* _YOUR GOAL_: Gather each line in the entries that includes the string "Chmura".

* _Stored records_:
======
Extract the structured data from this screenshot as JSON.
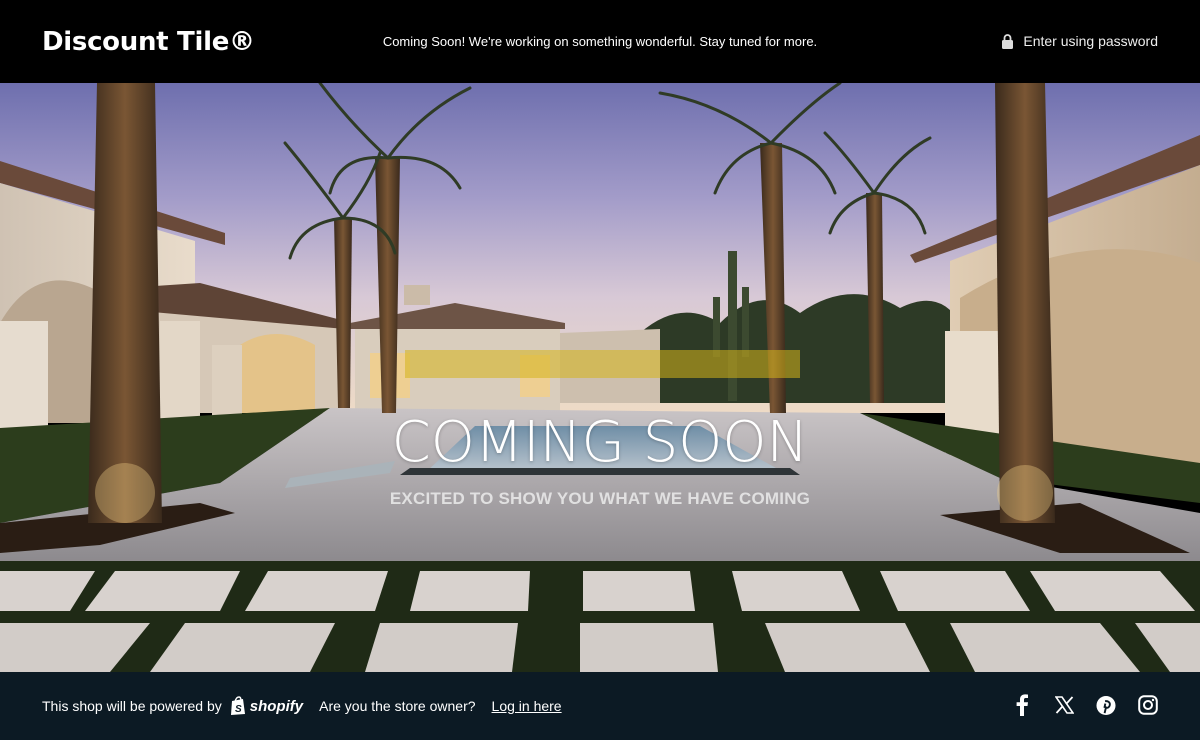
{
  "header": {
    "brand": "Discount Tile®",
    "announcement": "Coming Soon! We're working on something wonderful. Stay tuned for more.",
    "password_link": "Enter using password",
    "lock_icon": "lock-icon"
  },
  "hero": {
    "title": "COMING SOON",
    "subtitle": "EXCITED TO SHOW YOU WHAT WE HAVE COMING"
  },
  "footer": {
    "powered_by": "This shop will be powered by",
    "shopify": "shopify",
    "owner_question": "Are you the store owner?",
    "login_link": "Log in here",
    "socials": [
      "facebook-icon",
      "x-icon",
      "pinterest-icon",
      "instagram-icon"
    ],
    "background": "#0c1a24"
  }
}
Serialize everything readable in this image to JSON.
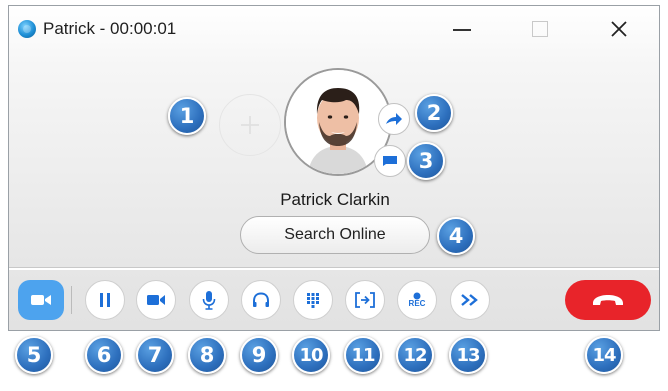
{
  "window": {
    "title": "Patrick - 00:00:01"
  },
  "contact": {
    "name": "Patrick Clarkin",
    "search_label": "Search Online"
  },
  "toolbar": {
    "buttons": [
      {
        "name": "video-toggle",
        "icon": "video-camera-icon"
      },
      {
        "name": "hold",
        "icon": "pause-icon"
      },
      {
        "name": "video",
        "icon": "video-camera-icon"
      },
      {
        "name": "mute",
        "icon": "microphone-icon"
      },
      {
        "name": "audio-device",
        "icon": "headset-icon"
      },
      {
        "name": "dial-pad",
        "icon": "keypad-icon"
      },
      {
        "name": "share-screen",
        "icon": "screen-share-icon"
      },
      {
        "name": "record",
        "icon": "record-icon",
        "label": "REC"
      },
      {
        "name": "transfer",
        "icon": "fast-forward-icon"
      },
      {
        "name": "hang-up",
        "icon": "phone-hangup-icon"
      }
    ]
  },
  "callouts": [
    "1",
    "2",
    "3",
    "4",
    "5",
    "6",
    "7",
    "8",
    "9",
    "10",
    "11",
    "12",
    "13",
    "14"
  ],
  "colors": {
    "accent": "#1d6fd8",
    "video_active": "#4da3ee",
    "hangup": "#e8242a",
    "badge": "#2d6fbd"
  }
}
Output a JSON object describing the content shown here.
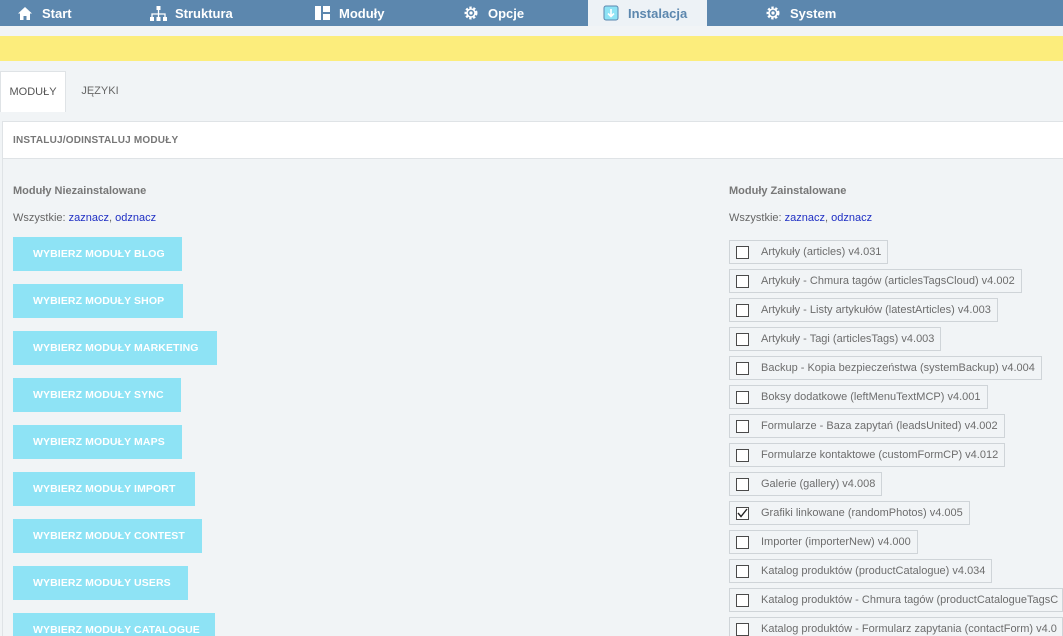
{
  "nav": [
    {
      "label": "Start",
      "icon": "home-icon"
    },
    {
      "label": "Struktura",
      "icon": "sitemap-icon"
    },
    {
      "label": "Moduły",
      "icon": "layout-icon"
    },
    {
      "label": "Opcje",
      "icon": "gear-icon"
    },
    {
      "label": "Instalacja",
      "icon": "install-icon"
    },
    {
      "label": "System",
      "icon": "gear-icon"
    }
  ],
  "tabs": [
    {
      "label": "MODUŁY"
    },
    {
      "label": "JĘZYKI"
    }
  ],
  "panel": {
    "title": "INSTALUJ/ODINSTALUJ MODUŁY"
  },
  "left": {
    "title": "Moduły Niezainstalowane",
    "all_label": "Wszystkie: ",
    "select": "zaznacz",
    "sep": ", ",
    "deselect": "odznacz",
    "buttons": [
      "WYBIERZ MODUŁY BLOG",
      "WYBIERZ MODUŁY SHOP",
      "WYBIERZ MODUŁY MARKETING",
      "WYBIERZ MODUŁY SYNC",
      "WYBIERZ MODUŁY MAPS",
      "WYBIERZ MODUŁY IMPORT",
      "WYBIERZ MODUŁY CONTEST",
      "WYBIERZ MODUŁY USERS",
      "WYBIERZ MODUŁY CATALOGUE"
    ]
  },
  "right": {
    "title": "Moduły Zainstalowane",
    "all_label": "Wszystkie: ",
    "select": "zaznacz",
    "sep": ", ",
    "deselect": "odznacz",
    "modules": [
      {
        "label": "Artykuły (articles) v4.031",
        "checked": false
      },
      {
        "label": "Artykuły - Chmura tagów (articlesTagsCloud) v4.002",
        "checked": false
      },
      {
        "label": "Artykuły - Listy artykułów (latestArticles) v4.003",
        "checked": false
      },
      {
        "label": "Artykuły - Tagi (articlesTags) v4.003",
        "checked": false
      },
      {
        "label": "Backup - Kopia bezpieczeństwa (systemBackup) v4.004",
        "checked": false
      },
      {
        "label": "Boksy dodatkowe (leftMenuTextMCP) v4.001",
        "checked": false
      },
      {
        "label": "Formularze - Baza zapytań (leadsUnited) v4.002",
        "checked": false
      },
      {
        "label": "Formularze kontaktowe (customFormCP) v4.012",
        "checked": false
      },
      {
        "label": "Galerie (gallery) v4.008",
        "checked": false
      },
      {
        "label": "Grafiki linkowane (randomPhotos) v4.005",
        "checked": true
      },
      {
        "label": "Importer (importerNew) v4.000",
        "checked": false
      },
      {
        "label": "Katalog produktów (productCatalogue) v4.034",
        "checked": false
      },
      {
        "label": "Katalog produktów - Chmura tagów (productCatalogueTagsC",
        "checked": false
      },
      {
        "label": "Katalog produktów - Formularz zapytania (contactForm) v4.0",
        "checked": false
      }
    ]
  },
  "colors": {
    "nav_bg": "#5c87ae",
    "alert_bg": "#fced7c",
    "button_bg": "#8ee3f5",
    "link": "#1f2fc4"
  }
}
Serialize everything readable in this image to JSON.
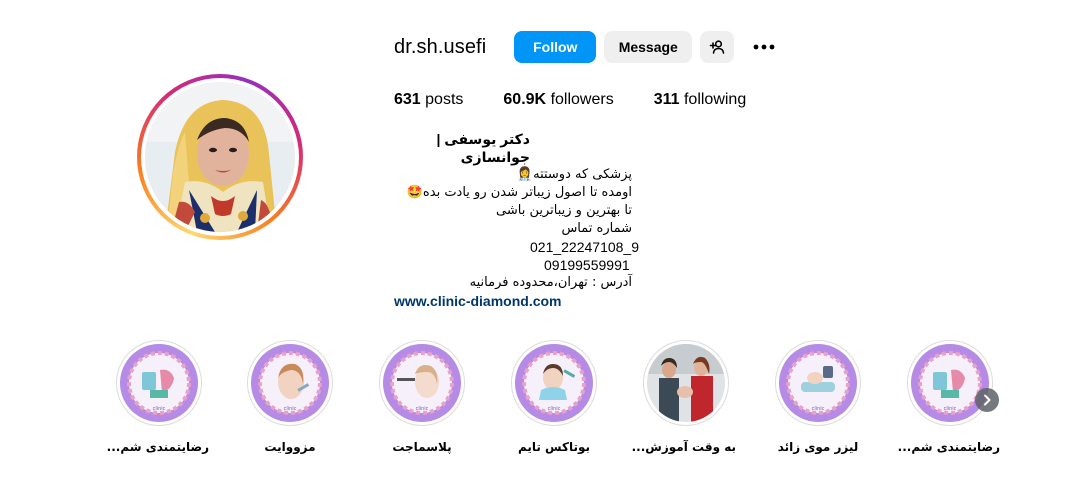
{
  "profile": {
    "username": "dr.sh.usefi",
    "follow_label": "Follow",
    "message_label": "Message",
    "stats": {
      "posts_count": "631",
      "posts_label": "posts",
      "followers_count": "60.9K",
      "followers_label": "followers",
      "following_count": "311",
      "following_label": "following"
    },
    "bio": {
      "name": "دکتر یوسفی | جوانسازی",
      "lines": [
        "پزشکی که دوستته👩‍⚕️",
        "اومده تا اصول زیباتر شدن رو یادت بده🤩",
        "تا بهترین و زیباترین باشی",
        "شماره تماس",
        "021_22247108_9",
        "09199559991",
        "آدرس : تهران،محدوده فرمانیه"
      ],
      "link": "www.clinic-diamond.com"
    }
  },
  "highlights": [
    {
      "label": "رضایتمندی شم...",
      "icon": "satisfaction-highlight"
    },
    {
      "label": "مزووایت",
      "icon": "mesowhite-highlight"
    },
    {
      "label": "پلاسماجت",
      "icon": "plasmajet-highlight"
    },
    {
      "label": "بوتاکس تایم",
      "icon": "botox-highlight"
    },
    {
      "label": "به وقت آموزش...",
      "icon": "training-highlight"
    },
    {
      "label": "لیزر موی زائد",
      "icon": "laser-highlight"
    },
    {
      "label": "رضایتمندی شم...",
      "icon": "satisfaction-highlight"
    }
  ],
  "colors": {
    "follow_button": "#0095f6",
    "secondary_button": "#efefef",
    "link": "#00376b",
    "highlight_bg": "#b58be6"
  },
  "icons": {
    "add_person": "add-person-icon",
    "more": "more-options-icon",
    "next": "chevron-right-icon"
  }
}
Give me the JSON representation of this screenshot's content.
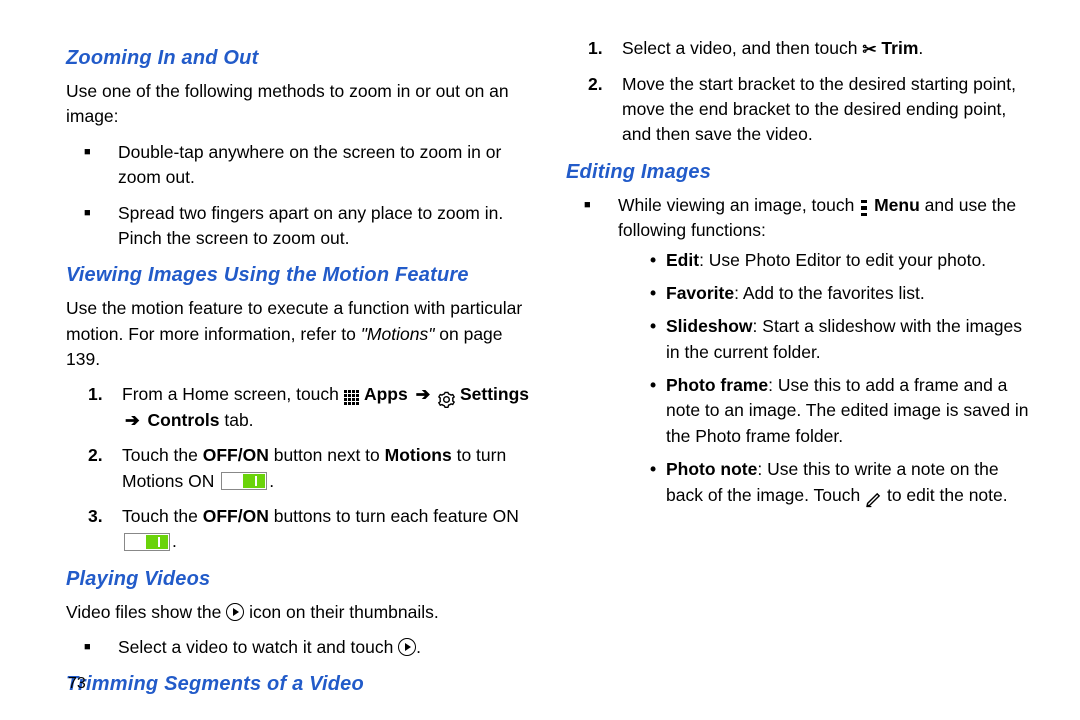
{
  "pageNumber": "73",
  "col1": {
    "h_zoom": "Zooming In and Out",
    "zoom_intro": "Use one of the following methods to zoom in or out on an image:",
    "zoom_b1": "Double-tap anywhere on the screen to zoom in or zoom out.",
    "zoom_b2": "Spread two fingers apart on any place to zoom in. Pinch the screen to zoom out.",
    "h_motion": "Viewing Images Using the Motion Feature",
    "motion_intro_a": "Use the motion feature to execute a function with particular motion. For more information, refer to ",
    "motion_intro_ref": "\"Motions\"",
    "motion_intro_b": " on page 139.",
    "step1_a": "From a Home screen, touch ",
    "step1_apps": " Apps ",
    "step1_settings": " Settings ",
    "step1_controls": " Controls",
    "step1_tab": " tab.",
    "step2_a": "Touch the ",
    "step2_offon": "OFF/ON",
    "step2_b": " button next to ",
    "step2_motions": "Motions",
    "step2_c": " to turn Motions ON ",
    "step2_d": ".",
    "step3_a": "Touch the ",
    "step3_offon": "OFF/ON",
    "step3_b": " buttons to turn each feature ON ",
    "step3_c": "."
  },
  "col2": {
    "h_play": "Playing Videos",
    "play_intro_a": "Video files show the ",
    "play_intro_b": " icon on their thumbnails.",
    "play_b1_a": "Select a video to watch it and touch ",
    "play_b1_b": ".",
    "h_trim": "Trimming Segments of a Video",
    "trim1_a": "Select a video, and then touch ",
    "trim1_label": " Trim",
    "trim1_b": ".",
    "trim2": "Move the start bracket to the desired starting point, move the end bracket to the desired ending point, and then save the video.",
    "h_edit": "Editing Images",
    "edit_b1_a": "While viewing an image, touch ",
    "edit_b1_menu": " Menu",
    "edit_b1_b": " and use the following functions:",
    "fn_edit_k": "Edit",
    "fn_edit_v": ": Use Photo Editor to edit your photo.",
    "fn_fav_k": "Favorite",
    "fn_fav_v": ": Add to the favorites list.",
    "fn_slide_k": "Slideshow",
    "fn_slide_v": ": Start a slideshow with the images in the current folder.",
    "fn_frame_k": "Photo frame",
    "fn_frame_v": ": Use this to add a frame and a note to an image. The edited image is saved in the Photo frame folder.",
    "fn_note_k": "Photo note",
    "fn_note_v1": ": Use this to write a note on the back of the image. Touch ",
    "fn_note_v2": " to edit the note."
  }
}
======
* _EXERCISE OUTPUT_:
        "label": "Artykuły - Chmura tagów (articlesTagsCloud) v4.002",
        "label": "Katalog produktów - Chmura tagów (productCatalogueTagsC",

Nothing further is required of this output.